# [DIRECTIVE]
Review the material line by line. Identify and copy every line that contains the string "name".

+---+

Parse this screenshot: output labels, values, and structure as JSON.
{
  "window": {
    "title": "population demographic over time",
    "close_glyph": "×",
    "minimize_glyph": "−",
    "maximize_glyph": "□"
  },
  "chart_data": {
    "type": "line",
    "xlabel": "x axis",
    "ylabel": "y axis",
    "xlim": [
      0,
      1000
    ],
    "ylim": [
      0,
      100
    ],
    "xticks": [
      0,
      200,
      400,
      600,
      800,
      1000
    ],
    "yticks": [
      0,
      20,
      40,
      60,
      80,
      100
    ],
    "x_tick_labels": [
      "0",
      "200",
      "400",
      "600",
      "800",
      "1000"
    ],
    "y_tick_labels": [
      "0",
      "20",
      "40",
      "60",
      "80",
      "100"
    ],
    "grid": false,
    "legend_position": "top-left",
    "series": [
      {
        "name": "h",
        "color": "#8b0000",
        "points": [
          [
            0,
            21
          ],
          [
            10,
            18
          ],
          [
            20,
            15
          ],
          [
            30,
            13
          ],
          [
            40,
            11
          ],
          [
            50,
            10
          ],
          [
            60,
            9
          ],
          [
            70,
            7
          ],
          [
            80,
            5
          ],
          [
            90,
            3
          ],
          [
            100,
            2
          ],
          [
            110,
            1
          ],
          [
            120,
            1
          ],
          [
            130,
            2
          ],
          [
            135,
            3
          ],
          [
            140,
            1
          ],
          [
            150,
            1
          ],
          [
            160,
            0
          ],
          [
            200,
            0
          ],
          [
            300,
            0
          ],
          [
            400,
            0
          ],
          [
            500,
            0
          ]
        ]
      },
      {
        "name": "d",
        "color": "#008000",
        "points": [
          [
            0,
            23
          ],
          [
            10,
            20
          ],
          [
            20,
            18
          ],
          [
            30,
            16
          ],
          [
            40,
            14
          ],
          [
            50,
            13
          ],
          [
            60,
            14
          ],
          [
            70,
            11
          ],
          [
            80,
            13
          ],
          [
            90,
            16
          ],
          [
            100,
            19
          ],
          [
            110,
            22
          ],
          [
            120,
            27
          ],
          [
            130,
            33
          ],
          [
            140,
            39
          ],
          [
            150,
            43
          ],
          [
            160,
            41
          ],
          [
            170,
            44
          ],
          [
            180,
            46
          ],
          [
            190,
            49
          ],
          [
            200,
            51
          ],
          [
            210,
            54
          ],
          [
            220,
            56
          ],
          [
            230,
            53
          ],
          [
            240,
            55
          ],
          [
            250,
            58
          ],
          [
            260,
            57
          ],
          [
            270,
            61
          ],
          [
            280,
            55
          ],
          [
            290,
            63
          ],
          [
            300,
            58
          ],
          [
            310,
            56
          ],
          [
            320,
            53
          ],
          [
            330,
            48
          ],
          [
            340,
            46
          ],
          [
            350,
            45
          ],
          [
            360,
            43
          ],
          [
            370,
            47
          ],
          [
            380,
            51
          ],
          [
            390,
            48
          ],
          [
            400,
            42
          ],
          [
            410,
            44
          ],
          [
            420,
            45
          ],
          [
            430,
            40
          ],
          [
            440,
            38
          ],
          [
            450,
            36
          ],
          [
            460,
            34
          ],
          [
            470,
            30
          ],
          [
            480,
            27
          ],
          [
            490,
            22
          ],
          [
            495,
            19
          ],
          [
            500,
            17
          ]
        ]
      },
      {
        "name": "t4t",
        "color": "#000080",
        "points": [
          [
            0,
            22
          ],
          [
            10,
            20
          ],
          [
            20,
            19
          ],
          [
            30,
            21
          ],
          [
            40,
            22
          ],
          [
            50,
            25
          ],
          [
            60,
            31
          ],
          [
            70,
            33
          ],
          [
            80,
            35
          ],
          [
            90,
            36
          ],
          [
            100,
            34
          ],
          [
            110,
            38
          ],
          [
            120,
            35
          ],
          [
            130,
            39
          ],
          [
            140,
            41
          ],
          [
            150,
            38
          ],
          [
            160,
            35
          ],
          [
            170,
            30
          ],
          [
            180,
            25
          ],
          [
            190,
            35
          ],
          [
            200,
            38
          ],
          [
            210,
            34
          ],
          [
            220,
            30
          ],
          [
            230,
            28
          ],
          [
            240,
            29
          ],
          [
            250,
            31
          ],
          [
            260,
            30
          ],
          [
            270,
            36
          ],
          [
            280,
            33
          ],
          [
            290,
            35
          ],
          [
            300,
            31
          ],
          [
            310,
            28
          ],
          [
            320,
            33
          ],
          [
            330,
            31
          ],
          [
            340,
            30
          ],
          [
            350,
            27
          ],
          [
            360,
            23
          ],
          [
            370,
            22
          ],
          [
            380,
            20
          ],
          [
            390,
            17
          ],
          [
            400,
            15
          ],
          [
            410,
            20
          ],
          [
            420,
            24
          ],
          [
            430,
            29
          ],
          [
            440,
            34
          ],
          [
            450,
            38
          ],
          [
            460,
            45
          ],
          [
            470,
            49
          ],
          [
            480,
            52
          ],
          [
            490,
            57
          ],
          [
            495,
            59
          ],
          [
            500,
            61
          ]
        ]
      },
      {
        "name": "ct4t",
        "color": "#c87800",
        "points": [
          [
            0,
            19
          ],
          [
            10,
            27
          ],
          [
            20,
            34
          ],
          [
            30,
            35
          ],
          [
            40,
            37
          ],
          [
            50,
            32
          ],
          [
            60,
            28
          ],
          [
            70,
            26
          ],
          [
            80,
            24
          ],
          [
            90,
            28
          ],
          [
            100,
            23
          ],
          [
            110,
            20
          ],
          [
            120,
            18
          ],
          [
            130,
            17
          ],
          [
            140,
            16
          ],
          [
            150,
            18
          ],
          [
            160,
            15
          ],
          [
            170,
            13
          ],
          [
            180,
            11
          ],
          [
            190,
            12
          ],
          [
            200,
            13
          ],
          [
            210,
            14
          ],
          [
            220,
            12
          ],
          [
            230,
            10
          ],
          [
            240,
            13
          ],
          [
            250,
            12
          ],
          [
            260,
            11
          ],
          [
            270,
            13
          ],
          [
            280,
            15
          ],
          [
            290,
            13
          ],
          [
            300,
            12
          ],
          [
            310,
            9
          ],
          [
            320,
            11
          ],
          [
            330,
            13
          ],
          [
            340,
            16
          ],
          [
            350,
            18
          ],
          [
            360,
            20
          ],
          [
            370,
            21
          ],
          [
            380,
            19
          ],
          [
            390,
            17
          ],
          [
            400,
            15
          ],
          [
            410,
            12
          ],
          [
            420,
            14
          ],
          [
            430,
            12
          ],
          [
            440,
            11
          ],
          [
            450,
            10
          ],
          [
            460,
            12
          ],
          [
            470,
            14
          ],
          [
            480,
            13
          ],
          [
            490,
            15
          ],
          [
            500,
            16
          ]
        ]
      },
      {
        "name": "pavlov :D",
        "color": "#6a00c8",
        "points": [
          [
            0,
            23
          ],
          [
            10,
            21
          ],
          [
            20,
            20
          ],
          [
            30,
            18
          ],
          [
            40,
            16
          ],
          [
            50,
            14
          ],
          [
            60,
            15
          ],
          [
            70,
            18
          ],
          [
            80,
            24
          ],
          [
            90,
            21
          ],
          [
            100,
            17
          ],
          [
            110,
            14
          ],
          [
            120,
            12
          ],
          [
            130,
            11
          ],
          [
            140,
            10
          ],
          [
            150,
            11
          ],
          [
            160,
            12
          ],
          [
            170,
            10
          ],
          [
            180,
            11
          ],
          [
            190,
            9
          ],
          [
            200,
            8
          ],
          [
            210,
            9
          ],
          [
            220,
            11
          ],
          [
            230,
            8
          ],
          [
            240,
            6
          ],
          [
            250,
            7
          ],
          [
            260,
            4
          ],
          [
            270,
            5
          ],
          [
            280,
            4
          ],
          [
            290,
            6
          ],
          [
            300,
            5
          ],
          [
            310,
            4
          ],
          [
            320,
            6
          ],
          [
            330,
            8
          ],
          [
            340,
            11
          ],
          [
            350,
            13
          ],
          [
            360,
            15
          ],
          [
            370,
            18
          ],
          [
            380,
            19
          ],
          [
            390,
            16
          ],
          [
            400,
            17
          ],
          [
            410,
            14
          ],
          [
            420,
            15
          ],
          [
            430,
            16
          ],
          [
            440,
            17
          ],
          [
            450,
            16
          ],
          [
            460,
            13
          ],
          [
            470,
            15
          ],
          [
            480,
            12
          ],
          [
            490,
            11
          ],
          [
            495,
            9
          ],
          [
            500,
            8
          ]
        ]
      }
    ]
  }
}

+---+

# [SOLUTION]
        "name": "h",
        "name": "d",
        "name": "t4t",
        "name": "ct4t",
        "name": "pavlov :D",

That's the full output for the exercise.